# PROBLEM:
Reproduce each line of the material exactly, minus any picture.

[Stored data]
>> START

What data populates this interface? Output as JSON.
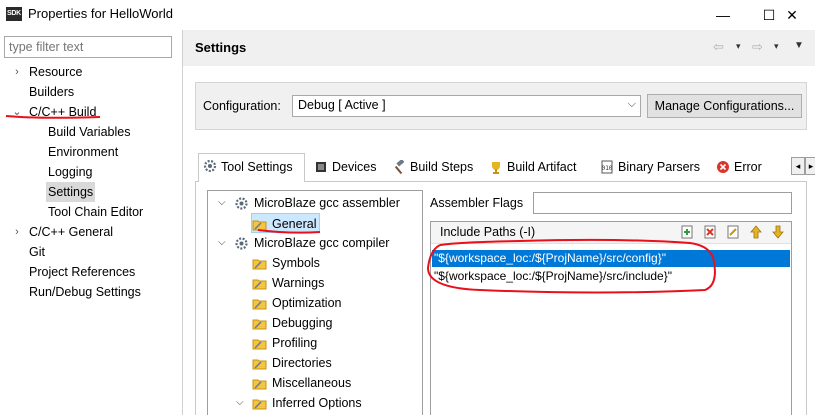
{
  "window": {
    "app_icon_text": "SDK",
    "title": "Properties for HelloWorld",
    "min_glyph": "—",
    "max_glyph": "☐",
    "close_glyph": "✕"
  },
  "left": {
    "filter_placeholder": "type filter text",
    "items": [
      {
        "label": "Resource",
        "arrow": "›"
      },
      {
        "label": "Builders"
      },
      {
        "label": "C/C++ Build",
        "arrow": "⌄"
      },
      {
        "label": "Build Variables"
      },
      {
        "label": "Environment"
      },
      {
        "label": "Logging"
      },
      {
        "label": "Settings"
      },
      {
        "label": "Tool Chain Editor"
      },
      {
        "label": "C/C++ General",
        "arrow": "›"
      },
      {
        "label": "Git"
      },
      {
        "label": "Project References"
      },
      {
        "label": "Run/Debug Settings"
      }
    ]
  },
  "header": {
    "title": "Settings",
    "back_glyph": "⇦",
    "fwd_glyph": "⇨",
    "dropdown_glyph": "▾",
    "menu_glyph": "▼"
  },
  "config": {
    "label": "Configuration:",
    "value": "Debug  [ Active ]",
    "dropdown_glyph": "⌵",
    "manage_label": "Manage Configurations..."
  },
  "tabs": [
    {
      "label": "Tool Settings",
      "active": true
    },
    {
      "label": "Devices"
    },
    {
      "label": "Build Steps"
    },
    {
      "label": "Build Artifact"
    },
    {
      "label": "Binary Parsers"
    },
    {
      "label": "Error"
    }
  ],
  "tab_scroll": {
    "left": "◂",
    "right": "▸"
  },
  "tool_tree": [
    {
      "label": "MicroBlaze gcc assembler",
      "twisty": "⌵"
    },
    {
      "label": "General",
      "selected": true
    },
    {
      "label": "MicroBlaze gcc compiler",
      "twisty": "⌵"
    },
    {
      "label": "Symbols"
    },
    {
      "label": "Warnings"
    },
    {
      "label": "Optimization"
    },
    {
      "label": "Debugging"
    },
    {
      "label": "Profiling"
    },
    {
      "label": "Directories"
    },
    {
      "label": "Miscellaneous"
    },
    {
      "label": "Inferred Options",
      "twisty": "⌵"
    }
  ],
  "assembler": {
    "flags_label": "Assembler Flags",
    "flags_value": "",
    "paths_title": "Include Paths (-I)",
    "paths": [
      {
        "value": "\"${workspace_loc:/${ProjName}/src/config}\"",
        "selected": true
      },
      {
        "value": "\"${workspace_loc:/${ProjName}/src/include}\""
      }
    ]
  },
  "colors": {
    "selection_blue": "#0078d7",
    "annotation_red": "#e8101a",
    "folder_yellow": "#f5c542",
    "gear_gray": "#5a6a7a"
  }
}
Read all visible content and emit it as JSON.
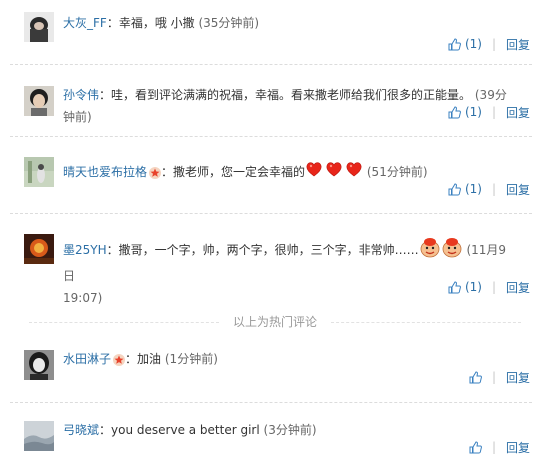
{
  "comments": [
    {
      "user": "大灰_FF",
      "text": "幸福，哦 小撒",
      "time": "(35分钟前)",
      "likes": "(1)",
      "reply": "回复"
    },
    {
      "user": "孙令伟",
      "text": "哇，看到评论满满的祝福，幸福。看来撒老师给我们很多的正能量。",
      "time": "(39分钟前)",
      "likes": "(1)",
      "reply": "回复"
    },
    {
      "user": "晴天也爱布拉格",
      "text": "撒老师，您一定会幸福的",
      "time": "(51分钟前)",
      "likes": "(1)",
      "reply": "回复"
    },
    {
      "user": "墨25YH",
      "text": "撒哥，一个字，帅，两个字，很帅，三个字，非常帅……",
      "time": "(11月9日",
      "time2": "19:07)",
      "likes": "(1)",
      "reply": "回复"
    },
    {
      "user": "水田淋子",
      "text": "加油",
      "time": "(1分钟前)",
      "likes": "",
      "reply": "回复"
    },
    {
      "user": "弓晓斌",
      "text": "you deserve a better girl",
      "time": "(3分钟前)",
      "likes": "",
      "reply": "回复"
    }
  ],
  "hot_label": "以上为热门评论",
  "colors": {
    "link": "#2c6fa6",
    "text": "#333333",
    "muted": "#666666",
    "divider": "#dcdcdc"
  }
}
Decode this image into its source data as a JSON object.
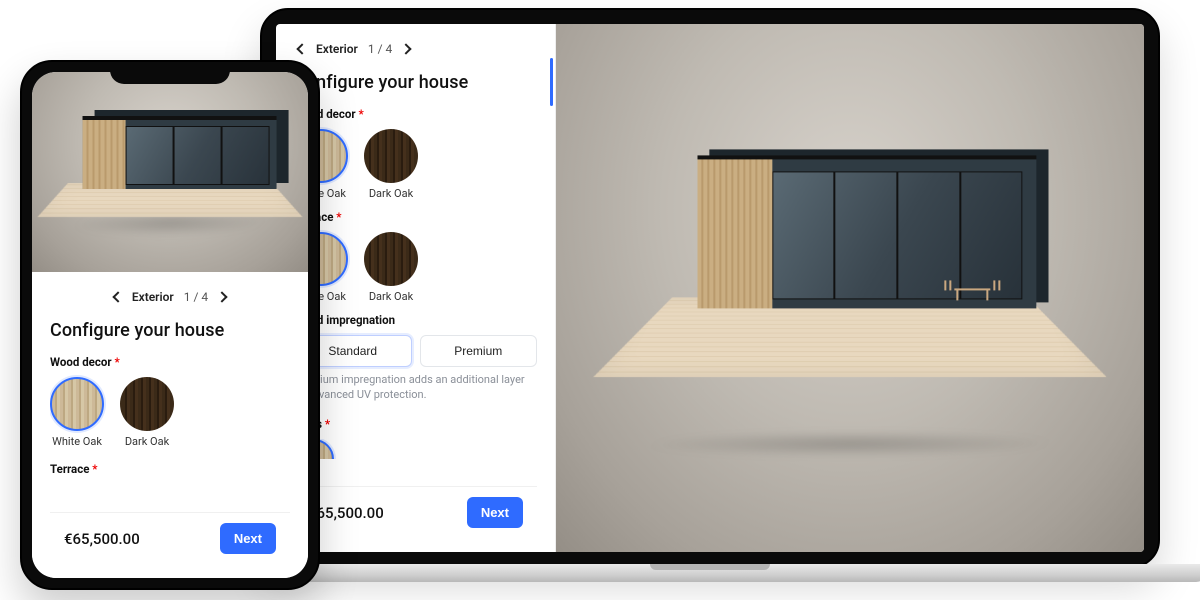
{
  "breadcrumb": {
    "label": "Exterior",
    "step": "1 / 4"
  },
  "title": "Configure your house",
  "sections": {
    "wood_decor": {
      "label": "Wood decor",
      "required": true,
      "options": [
        {
          "name": "White Oak",
          "swatch": "light",
          "selected": true
        },
        {
          "name": "Dark Oak",
          "swatch": "dark",
          "selected": false
        }
      ]
    },
    "terrace": {
      "label": "Terrace",
      "required": true,
      "options": [
        {
          "name": "White Oak",
          "swatch": "light",
          "selected": true
        },
        {
          "name": "Dark Oak",
          "swatch": "dark",
          "selected": false
        }
      ]
    },
    "wood_impregnation": {
      "label": "Wood impregnation",
      "required": false,
      "options": [
        {
          "name": "Standard",
          "selected": true
        },
        {
          "name": "Premium",
          "selected": false
        }
      ],
      "hint": "Premium impregnation adds an additional layer of advanced UV protection."
    },
    "walls": {
      "label": "Walls",
      "required": true
    }
  },
  "price": "€65,500.00",
  "next_label": "Next",
  "required_marker": "*"
}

>> END

# WORKED SOLUTION:
What data populates this interface? Output as JSON.
{
  "window": {
    "app_icon_text": "SDK",
    "title": "Properties for HelloWorld",
    "min_glyph": "—",
    "max_glyph": "☐",
    "close_glyph": "✕"
  },
  "left": {
    "filter_placeholder": "type filter text",
    "items": [
      {
        "label": "Resource",
        "arrow": "›"
      },
      {
        "label": "Builders"
      },
      {
        "label": "C/C++ Build",
        "arrow": "⌄"
      },
      {
        "label": "Build Variables"
      },
      {
        "label": "Environment"
      },
      {
        "label": "Logging"
      },
      {
        "label": "Settings"
      },
      {
        "label": "Tool Chain Editor"
      },
      {
        "label": "C/C++ General",
        "arrow": "›"
      },
      {
        "label": "Git"
      },
      {
        "label": "Project References"
      },
      {
        "label": "Run/Debug Settings"
      }
    ]
  },
  "header": {
    "title": "Settings",
    "back_glyph": "⇦",
    "fwd_glyph": "⇨",
    "dropdown_glyph": "▾",
    "menu_glyph": "▼"
  },
  "config": {
    "label": "Configuration:",
    "value": "Debug  [ Active ]",
    "dropdown_glyph": "⌵",
    "manage_label": "Manage Configurations..."
  },
  "tabs": [
    {
      "label": "Tool Settings",
      "active": true
    },
    {
      "label": "Devices"
    },
    {
      "label": "Build Steps"
    },
    {
      "label": "Build Artifact"
    },
    {
      "label": "Binary Parsers"
    },
    {
      "label": "Error"
    }
  ],
  "tab_scroll": {
    "left": "◂",
    "right": "▸"
  },
  "tool_tree": [
    {
      "label": "MicroBlaze gcc assembler",
      "twisty": "⌵"
    },
    {
      "label": "General",
      "selected": true
    },
    {
      "label": "MicroBlaze gcc compiler",
      "twisty": "⌵"
    },
    {
      "label": "Symbols"
    },
    {
      "label": "Warnings"
    },
    {
      "label": "Optimization"
    },
    {
      "label": "Debugging"
    },
    {
      "label": "Profiling"
    },
    {
      "label": "Directories"
    },
    {
      "label": "Miscellaneous"
    },
    {
      "label": "Inferred Options",
      "twisty": "⌵"
    }
  ],
  "assembler": {
    "flags_label": "Assembler Flags",
    "flags_value": "",
    "paths_title": "Include Paths (-I)",
    "paths": [
      {
        "value": "\"${workspace_loc:/${ProjName}/src/config}\"",
        "selected": true
      },
      {
        "value": "\"${workspace_loc:/${ProjName}/src/include}\""
      }
    ]
  },
  "colors": {
    "selection_blue": "#0078d7",
    "annotation_red": "#e8101a",
    "folder_yellow": "#f5c542",
    "gear_gray": "#5a6a7a"
  }
}
Read all visible content and emit it as JSON.
{
  "comments": [
    {
      "user": "大灰_FF",
      "text": "幸福，哦 小撒",
      "time": "(35分钟前)",
      "likes": "(1)",
      "reply": "回复"
    },
    {
      "user": "孙令伟",
      "text": "哇，看到评论满满的祝福，幸福。看来撒老师给我们很多的正能量。",
      "time": "(39分钟前)",
      "likes": "(1)",
      "reply": "回复"
    },
    {
      "user": "晴天也爱布拉格",
      "text": "撒老师，您一定会幸福的",
      "time": "(51分钟前)",
      "likes": "(1)",
      "reply": "回复"
    },
    {
      "user": "墨25YH",
      "text": "撒哥，一个字，帅，两个字，很帅，三个字，非常帅……",
      "time": "(11月9日",
      "time2": "19:07)",
      "likes": "(1)",
      "reply": "回复"
    },
    {
      "user": "水田淋子",
      "text": "加油",
      "time": "(1分钟前)",
      "likes": "",
      "reply": "回复"
    },
    {
      "user": "弓晓斌",
      "text": "you deserve a better girl",
      "time": "(3分钟前)",
      "likes": "",
      "reply": "回复"
    }
  ],
  "hot_label": "以上为热门评论",
  "colors": {
    "link": "#2c6fa6",
    "text": "#333333",
    "muted": "#666666",
    "divider": "#dcdcdc"
  }
}
Decode this image into its source data as a JSON object.
{
  "breadcrumb": {
    "label": "Exterior",
    "step": "1 / 4"
  },
  "title": "Configure your house",
  "sections": {
    "wood_decor": {
      "label": "Wood decor",
      "required": true,
      "options": [
        {
          "name": "White Oak",
          "swatch": "light",
          "selected": true
        },
        {
          "name": "Dark Oak",
          "swatch": "dark",
          "selected": false
        }
      ]
    },
    "terrace": {
      "label": "Terrace",
      "required": true,
      "options": [
        {
          "name": "White Oak",
          "swatch": "light",
          "selected": true
        },
        {
          "name": "Dark Oak",
          "swatch": "dark",
          "selected": false
        }
      ]
    },
    "wood_impregnation": {
      "label": "Wood impregnation",
      "required": false,
      "options": [
        {
          "name": "Standard",
          "selected": true
        },
        {
          "name": "Premium",
          "selected": false
        }
      ],
      "hint": "Premium impregnation adds an additional layer of advanced UV protection."
    },
    "walls": {
      "label": "Walls",
      "required": true
    }
  },
  "price": "€65,500.00",
  "next_label": "Next",
  "required_marker": "*"
}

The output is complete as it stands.